** Start **
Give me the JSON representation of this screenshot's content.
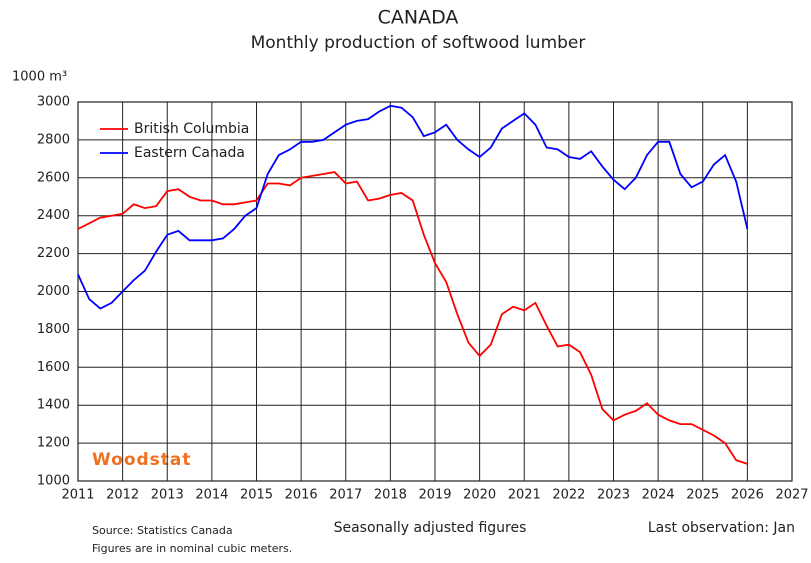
{
  "chart_data": {
    "type": "line",
    "title": "CANADA",
    "subtitle": "Monthly production of softwood lumber",
    "y_label": "1000 m³",
    "watermark": "Woodstat",
    "source": "Source: Statistics Canada",
    "note": "Figures are in nominal cubic meters.",
    "x_label": "Seasonally adjusted figures",
    "last_observation": "Last observation: Jan",
    "legend": "upper left",
    "grid": true,
    "xlim": [
      2011,
      2027
    ],
    "ylim": [
      1000,
      3000
    ],
    "xticks": [
      2011,
      2012,
      2013,
      2014,
      2015,
      2016,
      2017,
      2018,
      2019,
      2020,
      2021,
      2022,
      2023,
      2024,
      2025,
      2026,
      2027
    ],
    "yticks": [
      1000,
      1200,
      1400,
      1600,
      1800,
      2000,
      2200,
      2400,
      2600,
      2800,
      3000
    ],
    "x": [
      2011,
      2011.25,
      2011.5,
      2011.75,
      2012,
      2012.25,
      2012.5,
      2012.75,
      2013,
      2013.25,
      2013.5,
      2013.75,
      2014,
      2014.25,
      2014.5,
      2014.75,
      2015,
      2015.25,
      2015.5,
      2015.75,
      2016,
      2016.25,
      2016.5,
      2016.75,
      2017,
      2017.25,
      2017.5,
      2017.75,
      2018,
      2018.25,
      2018.5,
      2018.75,
      2019,
      2019.25,
      2019.5,
      2019.75,
      2020,
      2020.25,
      2020.5,
      2020.75,
      2021,
      2021.25,
      2021.5,
      2021.75,
      2022,
      2022.25,
      2022.5,
      2022.75,
      2023,
      2023.25,
      2023.5,
      2023.75,
      2024,
      2024.25,
      2024.5,
      2024.75,
      2025,
      2025.25,
      2025.5,
      2025.75,
      2026
    ],
    "series": [
      {
        "name": "British Columbia",
        "color": "#ff0000",
        "values": [
          2330,
          2360,
          2390,
          2400,
          2410,
          2460,
          2440,
          2450,
          2530,
          2540,
          2500,
          2480,
          2480,
          2460,
          2460,
          2470,
          2480,
          2570,
          2570,
          2560,
          2600,
          2610,
          2620,
          2630,
          2570,
          2580,
          2480,
          2490,
          2510,
          2520,
          2480,
          2300,
          2150,
          2050,
          1880,
          1730,
          1660,
          1720,
          1880,
          1920,
          1900,
          1940,
          1820,
          1710,
          1720,
          1680,
          1560,
          1380,
          1320,
          1350,
          1370,
          1410,
          1350,
          1320,
          1300,
          1300,
          1270,
          1240,
          1200,
          1110,
          1090
        ]
      },
      {
        "name": "Eastern Canada",
        "color": "#0000ff",
        "values": [
          2090,
          1960,
          1910,
          1940,
          2000,
          2060,
          2110,
          2210,
          2300,
          2320,
          2270,
          2270,
          2270,
          2280,
          2330,
          2400,
          2440,
          2620,
          2720,
          2750,
          2790,
          2790,
          2800,
          2840,
          2880,
          2900,
          2910,
          2950,
          2980,
          2970,
          2920,
          2820,
          2840,
          2880,
          2800,
          2750,
          2710,
          2760,
          2860,
          2900,
          2940,
          2880,
          2760,
          2750,
          2710,
          2700,
          2740,
          2660,
          2590,
          2540,
          2600,
          2720,
          2790,
          2790,
          2620,
          2550,
          2580,
          2670,
          2720,
          2580,
          2330
        ]
      }
    ]
  }
}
** End **
Directions
Reproduce every record word for word. The copy must contain no pictures.

The completed task
Give me the JSON representation of this screenshot's content.
{
  "chart_data": {
    "type": "line",
    "title": "CANADA",
    "subtitle": "Monthly production of softwood lumber",
    "y_label": "1000 m³",
    "watermark": "Woodstat",
    "source": "Source: Statistics Canada",
    "note": "Figures are in nominal cubic meters.",
    "x_label": "Seasonally adjusted figures",
    "last_observation": "Last observation: Jan",
    "legend": "upper left",
    "grid": true,
    "xlim": [
      2011,
      2027
    ],
    "ylim": [
      1000,
      3000
    ],
    "xticks": [
      2011,
      2012,
      2013,
      2014,
      2015,
      2016,
      2017,
      2018,
      2019,
      2020,
      2021,
      2022,
      2023,
      2024,
      2025,
      2026,
      2027
    ],
    "yticks": [
      1000,
      1200,
      1400,
      1600,
      1800,
      2000,
      2200,
      2400,
      2600,
      2800,
      3000
    ],
    "x": [
      2011,
      2011.25,
      2011.5,
      2011.75,
      2012,
      2012.25,
      2012.5,
      2012.75,
      2013,
      2013.25,
      2013.5,
      2013.75,
      2014,
      2014.25,
      2014.5,
      2014.75,
      2015,
      2015.25,
      2015.5,
      2015.75,
      2016,
      2016.25,
      2016.5,
      2016.75,
      2017,
      2017.25,
      2017.5,
      2017.75,
      2018,
      2018.25,
      2018.5,
      2018.75,
      2019,
      2019.25,
      2019.5,
      2019.75,
      2020,
      2020.25,
      2020.5,
      2020.75,
      2021,
      2021.25,
      2021.5,
      2021.75,
      2022,
      2022.25,
      2022.5,
      2022.75,
      2023,
      2023.25,
      2023.5,
      2023.75,
      2024,
      2024.25,
      2024.5,
      2024.75,
      2025,
      2025.25,
      2025.5,
      2025.75,
      2026
    ],
    "series": [
      {
        "name": "British Columbia",
        "color": "#ff0000",
        "values": [
          2330,
          2360,
          2390,
          2400,
          2410,
          2460,
          2440,
          2450,
          2530,
          2540,
          2500,
          2480,
          2480,
          2460,
          2460,
          2470,
          2480,
          2570,
          2570,
          2560,
          2600,
          2610,
          2620,
          2630,
          2570,
          2580,
          2480,
          2490,
          2510,
          2520,
          2480,
          2300,
          2150,
          2050,
          1880,
          1730,
          1660,
          1720,
          1880,
          1920,
          1900,
          1940,
          1820,
          1710,
          1720,
          1680,
          1560,
          1380,
          1320,
          1350,
          1370,
          1410,
          1350,
          1320,
          1300,
          1300,
          1270,
          1240,
          1200,
          1110,
          1090
        ]
      },
      {
        "name": "Eastern Canada",
        "color": "#0000ff",
        "values": [
          2090,
          1960,
          1910,
          1940,
          2000,
          2060,
          2110,
          2210,
          2300,
          2320,
          2270,
          2270,
          2270,
          2280,
          2330,
          2400,
          2440,
          2620,
          2720,
          2750,
          2790,
          2790,
          2800,
          2840,
          2880,
          2900,
          2910,
          2950,
          2980,
          2970,
          2920,
          2820,
          2840,
          2880,
          2800,
          2750,
          2710,
          2760,
          2860,
          2900,
          2940,
          2880,
          2760,
          2750,
          2710,
          2700,
          2740,
          2660,
          2590,
          2540,
          2600,
          2720,
          2790,
          2790,
          2620,
          2550,
          2580,
          2670,
          2720,
          2580,
          2330
        ]
      }
    ]
  }
}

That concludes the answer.